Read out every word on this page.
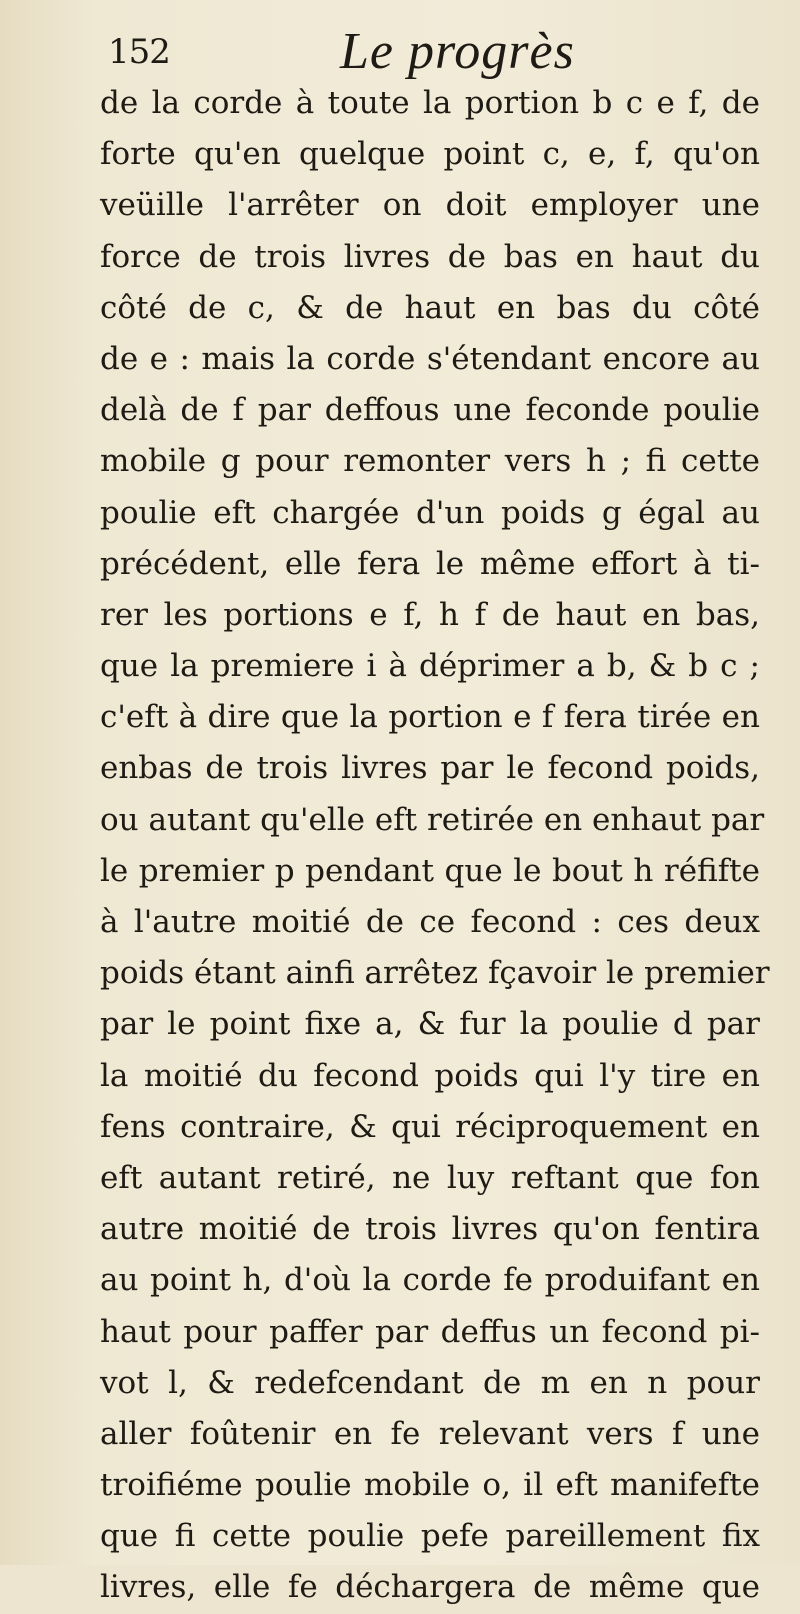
152	Le progrès
de la corde à toute la portion b c e f, de
forte qu'en quelque point c, e, f, qu'on
veüille l'arrêter on doit employer une
force de trois livres de bas en haut du
côté de c, & de haut en bas du côté
de e : mais la corde s'étendant encore au
delà de f par deffous une feconde poulie
mobile g pour remonter vers h ; fi cette
poulie eft chargée d'un poids g égal au
précédent, elle fera le même effort à ti-
rer les portions e f, h f de haut en bas,
que la premiere i à déprimer a b, & b c ;
c'eft à dire que la portion e f fera tirée en
enbas de trois livres par le fecond poids,
ou autant qu'elle eft retirée en enhaut par
le premier p pendant que le bout h réfifte
à l'autre moitié de ce fecond : ces deux
poids étant ainfi arrêtez fçavoir le premier
par le point fixe a, & fur la poulie d par
la moitié du fecond poids qui l'y tire en
fens contraire, & qui réciproquement en
eft autant retiré, ne luy reftant que fon
autre moitié de trois livres qu'on fentira
au point h, d'où la corde fe produifant en
haut pour paffer par deffus un fecond pi-
vot l, & redefcendant de m en n pour
aller foûtenir en fe relevant vers f une
troifiéme poulie mobile o, il eft manifefte
que fi cette poulie pefe pareillement fix
livres, elle fe déchargera de même que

* * *

Copy out all of the data word for word. Do not carry over any picture.

Read out every word on this page.
152	Le progrès
de la corde à toute la portion b c e f, de
forte qu'en quelque point c, e, f, qu'on
veüille l'arrêter on doit employer une
force de trois livres de bas en haut du
côté de c, & de haut en bas du côté
de e : mais la corde s'étendant encore au
delà de f par deffous une feconde poulie
mobile g pour remonter vers h ; fi cette
poulie eft chargée d'un poids g égal au
précédent, elle fera le même effort à ti-
rer les portions e f, h f de haut en bas,
que la premiere i à déprimer a b, & b c ;
c'eft à dire que la portion e f fera tirée en
enbas de trois livres par le fecond poids,
ou autant qu'elle eft retirée en enhaut par
le premier p pendant que le bout h réfifte
à l'autre moitié de ce fecond : ces deux
poids étant ainfi arrêtez fçavoir le premier
par le point fixe a, & fur la poulie d par
la moitié du fecond poids qui l'y tire en
fens contraire, & qui réciproquement en
eft autant retiré, ne luy reftant que fon
autre moitié de trois livres qu'on fentira
au point h, d'où la corde fe produifant en
haut pour paffer par deffus un fecond pi-
vot l, & redefcendant de m en n pour
aller foûtenir en fe relevant vers f une
troifiéme poulie mobile o, il eft manifefte
que fi cette poulie pefe pareillement fix
livres, elle fe déchargera de même que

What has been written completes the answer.